# Work to do
Quote, exactly, the line holding "Extract all readable text from this page." and all lines after it to the end of the records below. Exclude pictures.

====================

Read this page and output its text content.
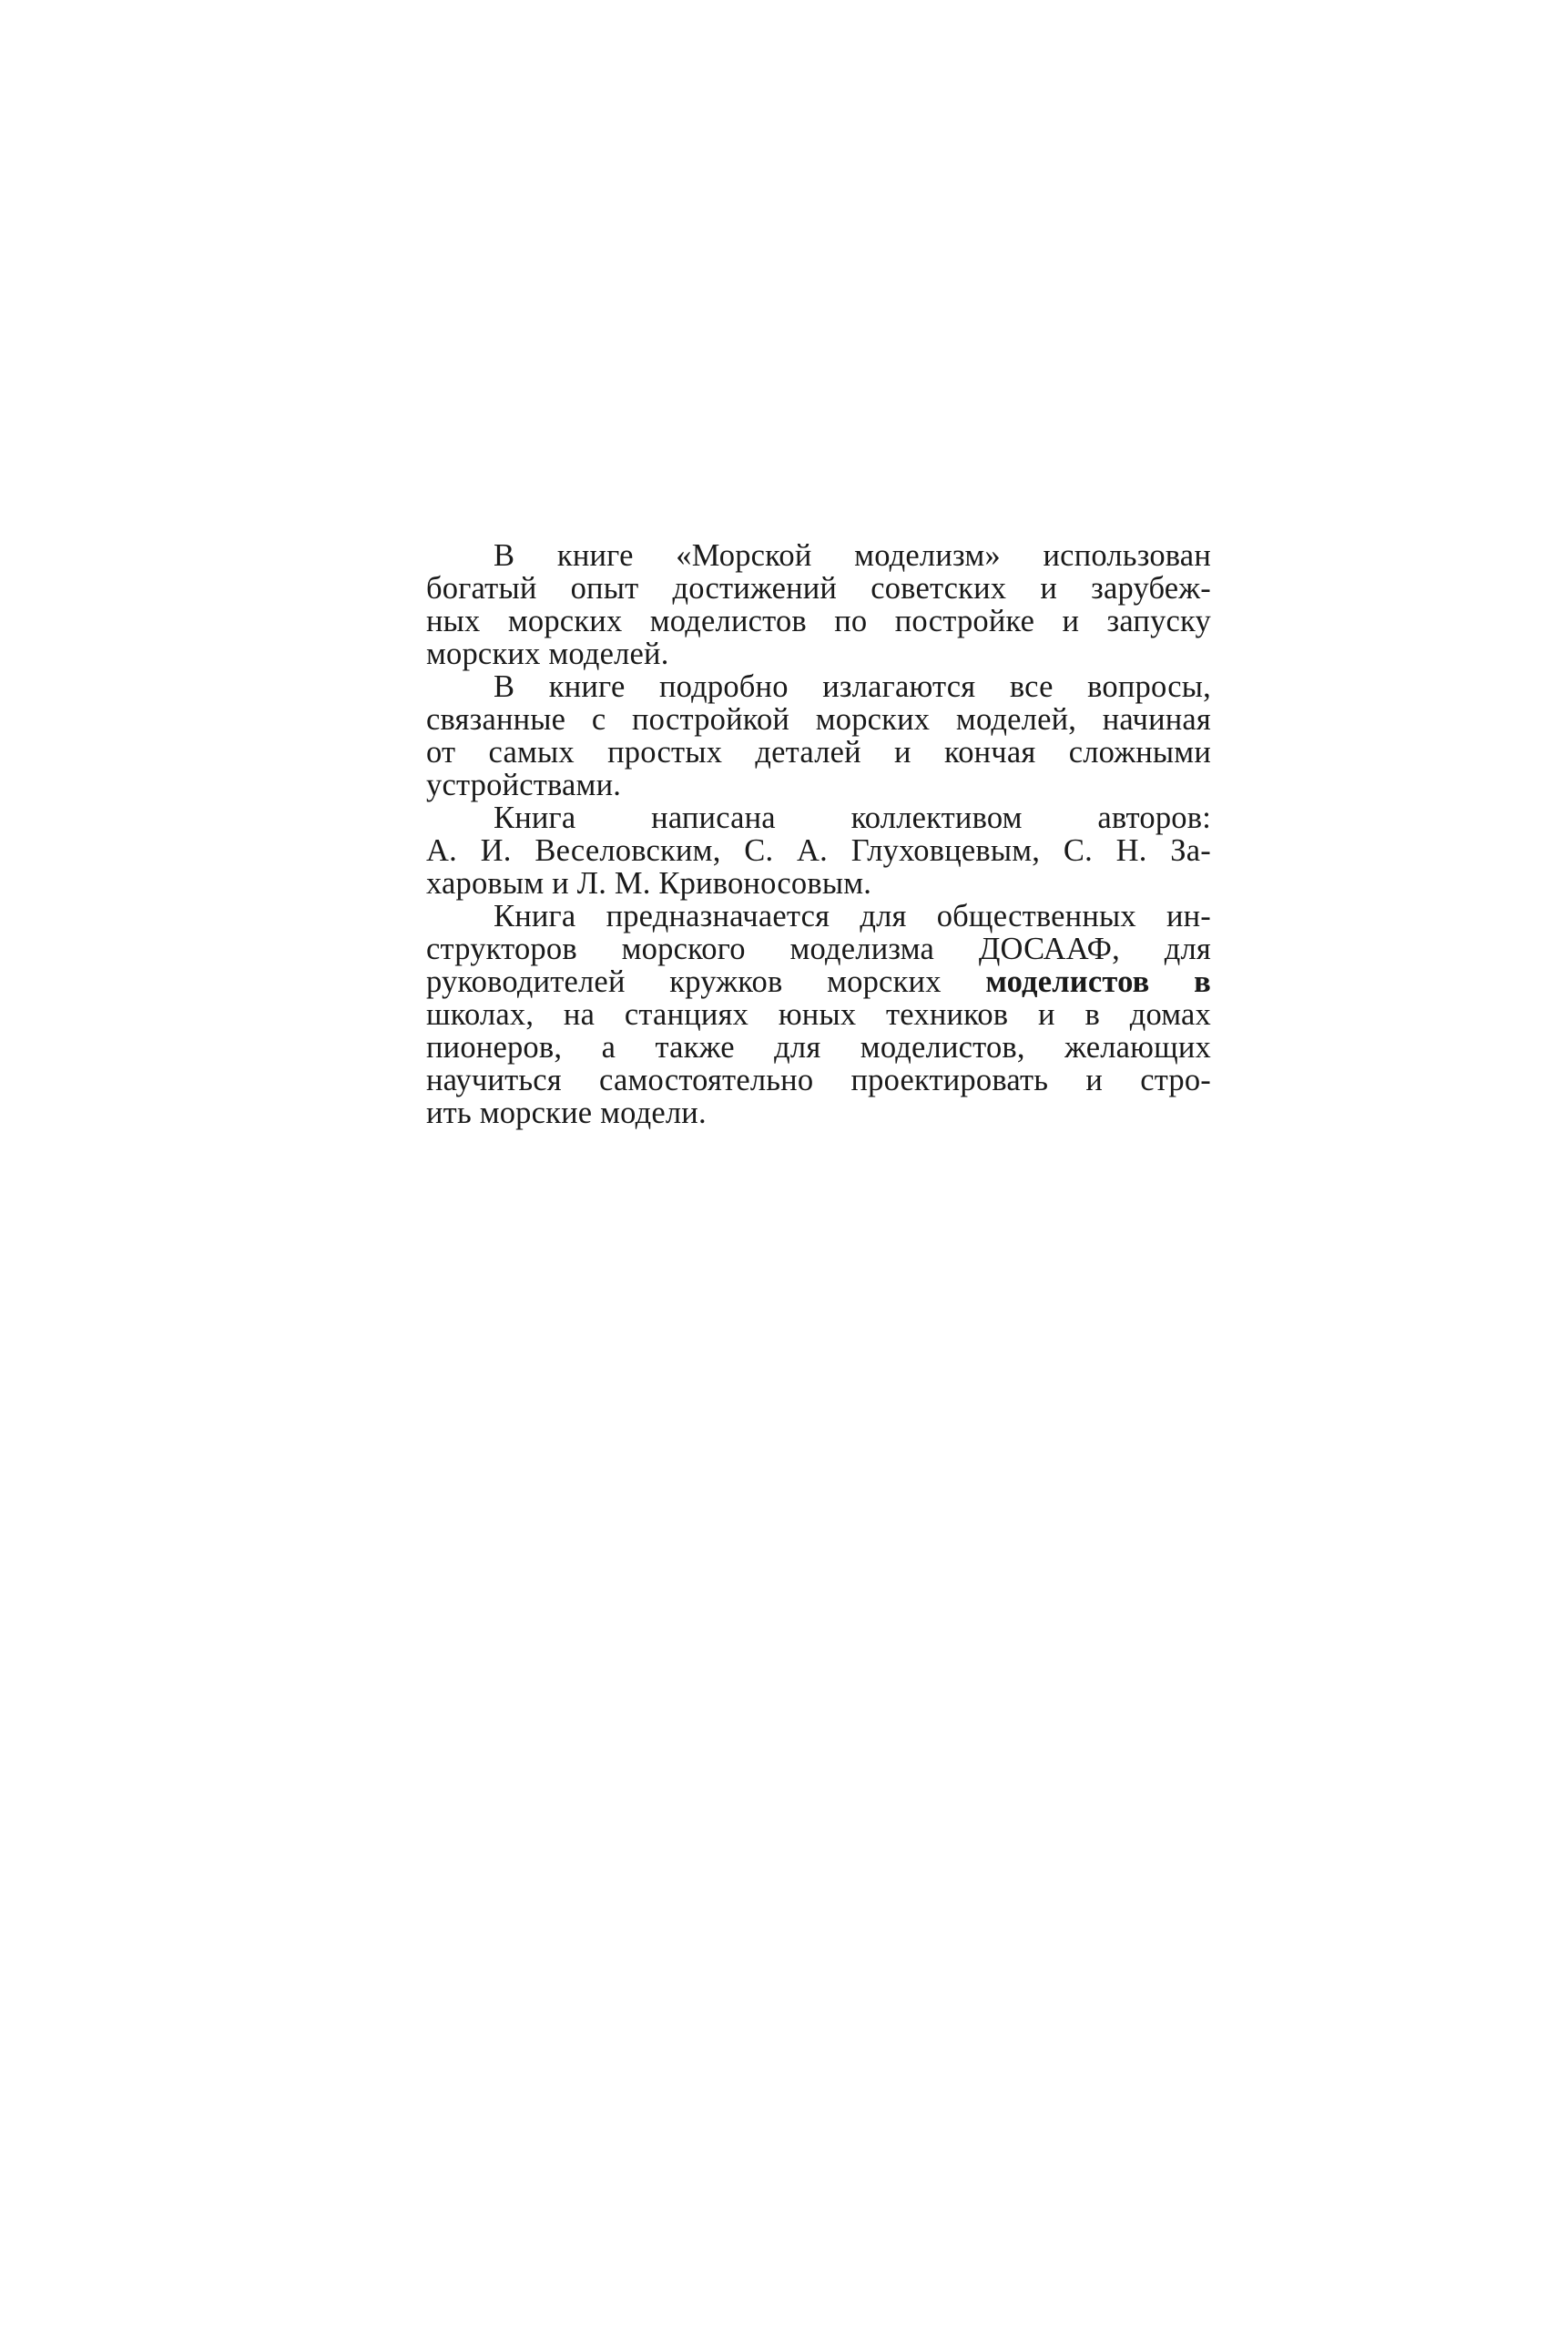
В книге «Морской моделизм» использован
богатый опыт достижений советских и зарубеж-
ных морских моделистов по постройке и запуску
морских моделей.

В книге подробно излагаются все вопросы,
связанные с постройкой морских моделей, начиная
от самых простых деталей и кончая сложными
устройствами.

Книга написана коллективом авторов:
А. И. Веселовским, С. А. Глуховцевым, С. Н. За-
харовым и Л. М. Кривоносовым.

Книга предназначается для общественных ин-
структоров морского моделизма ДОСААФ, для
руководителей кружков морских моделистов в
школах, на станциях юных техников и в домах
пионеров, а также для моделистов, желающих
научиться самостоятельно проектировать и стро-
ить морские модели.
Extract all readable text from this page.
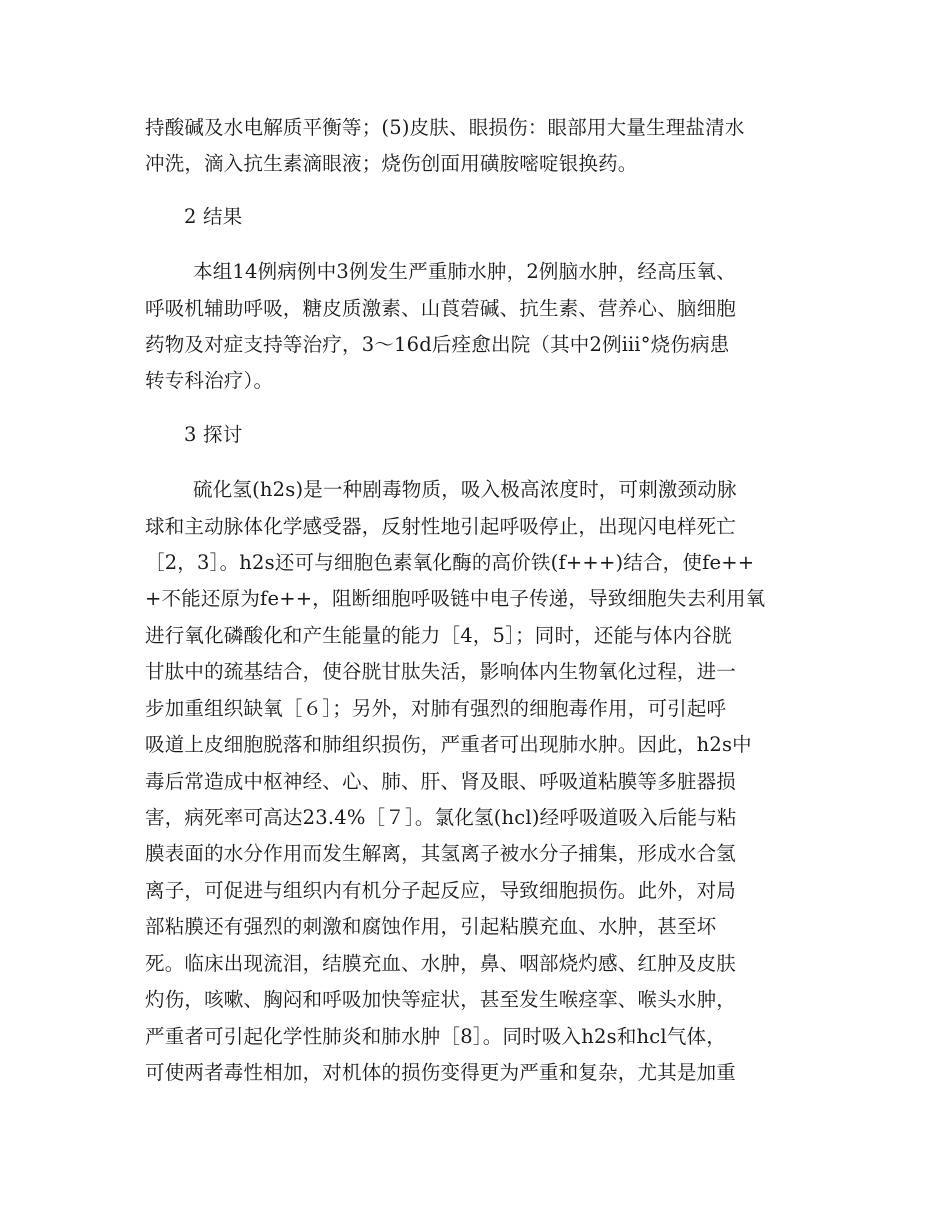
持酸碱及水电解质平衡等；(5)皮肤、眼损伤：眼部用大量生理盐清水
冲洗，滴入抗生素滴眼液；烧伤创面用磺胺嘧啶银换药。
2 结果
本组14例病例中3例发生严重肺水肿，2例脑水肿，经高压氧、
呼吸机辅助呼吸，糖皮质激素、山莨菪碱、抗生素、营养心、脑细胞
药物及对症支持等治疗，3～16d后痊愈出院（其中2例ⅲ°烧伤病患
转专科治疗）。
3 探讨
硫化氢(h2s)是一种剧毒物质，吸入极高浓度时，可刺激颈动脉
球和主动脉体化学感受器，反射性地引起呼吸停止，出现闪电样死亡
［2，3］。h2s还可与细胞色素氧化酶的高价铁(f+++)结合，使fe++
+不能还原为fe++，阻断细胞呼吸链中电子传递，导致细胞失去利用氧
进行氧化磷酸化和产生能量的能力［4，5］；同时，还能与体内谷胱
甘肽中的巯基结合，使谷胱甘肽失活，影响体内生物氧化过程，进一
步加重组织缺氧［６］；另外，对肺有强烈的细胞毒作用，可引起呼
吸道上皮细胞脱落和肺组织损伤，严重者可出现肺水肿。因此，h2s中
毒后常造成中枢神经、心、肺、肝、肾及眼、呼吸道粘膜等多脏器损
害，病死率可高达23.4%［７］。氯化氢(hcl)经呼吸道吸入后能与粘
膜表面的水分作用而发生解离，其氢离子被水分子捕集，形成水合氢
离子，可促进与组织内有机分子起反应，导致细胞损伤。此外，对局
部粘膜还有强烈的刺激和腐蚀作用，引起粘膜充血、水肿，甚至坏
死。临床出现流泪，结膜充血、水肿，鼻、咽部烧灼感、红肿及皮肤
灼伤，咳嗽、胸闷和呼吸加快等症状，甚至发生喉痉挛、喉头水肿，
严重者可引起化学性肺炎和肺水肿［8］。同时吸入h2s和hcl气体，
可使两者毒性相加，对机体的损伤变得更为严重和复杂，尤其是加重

====================

# Response below
Extract all readable text from this page.
持酸碱及水电解质平衡等；(5)皮肤、眼损伤：眼部用大量生理盐清水
冲洗，滴入抗生素滴眼液；烧伤创面用磺胺嘧啶银换药。
2 结果
本组14例病例中3例发生严重肺水肿，2例脑水肿，经高压氧、
呼吸机辅助呼吸，糖皮质激素、山莨菪碱、抗生素、营养心、脑细胞
药物及对症支持等治疗，3～16d后痊愈出院（其中2例ⅲ°烧伤病患
转专科治疗）。
3 探讨
硫化氢(h2s)是一种剧毒物质，吸入极高浓度时，可刺激颈动脉
球和主动脉体化学感受器，反射性地引起呼吸停止，出现闪电样死亡
［2，3］。h2s还可与细胞色素氧化酶的高价铁(f+++)结合，使fe++
+不能还原为fe++，阻断细胞呼吸链中电子传递，导致细胞失去利用氧
进行氧化磷酸化和产生能量的能力［4，5］；同时，还能与体内谷胱
甘肽中的巯基结合，使谷胱甘肽失活，影响体内生物氧化过程，进一
步加重组织缺氧［６］；另外，对肺有强烈的细胞毒作用，可引起呼
吸道上皮细胞脱落和肺组织损伤，严重者可出现肺水肿。因此，h2s中
毒后常造成中枢神经、心、肺、肝、肾及眼、呼吸道粘膜等多脏器损
害，病死率可高达23.4%［７］。氯化氢(hcl)经呼吸道吸入后能与粘
膜表面的水分作用而发生解离，其氢离子被水分子捕集，形成水合氢
离子，可促进与组织内有机分子起反应，导致细胞损伤。此外，对局
部粘膜还有强烈的刺激和腐蚀作用，引起粘膜充血、水肿，甚至坏
死。临床出现流泪，结膜充血、水肿，鼻、咽部烧灼感、红肿及皮肤
灼伤，咳嗽、胸闷和呼吸加快等症状，甚至发生喉痉挛、喉头水肿，
严重者可引起化学性肺炎和肺水肿［8］。同时吸入h2s和hcl气体，
可使两者毒性相加，对机体的损伤变得更为严重和复杂，尤其是加重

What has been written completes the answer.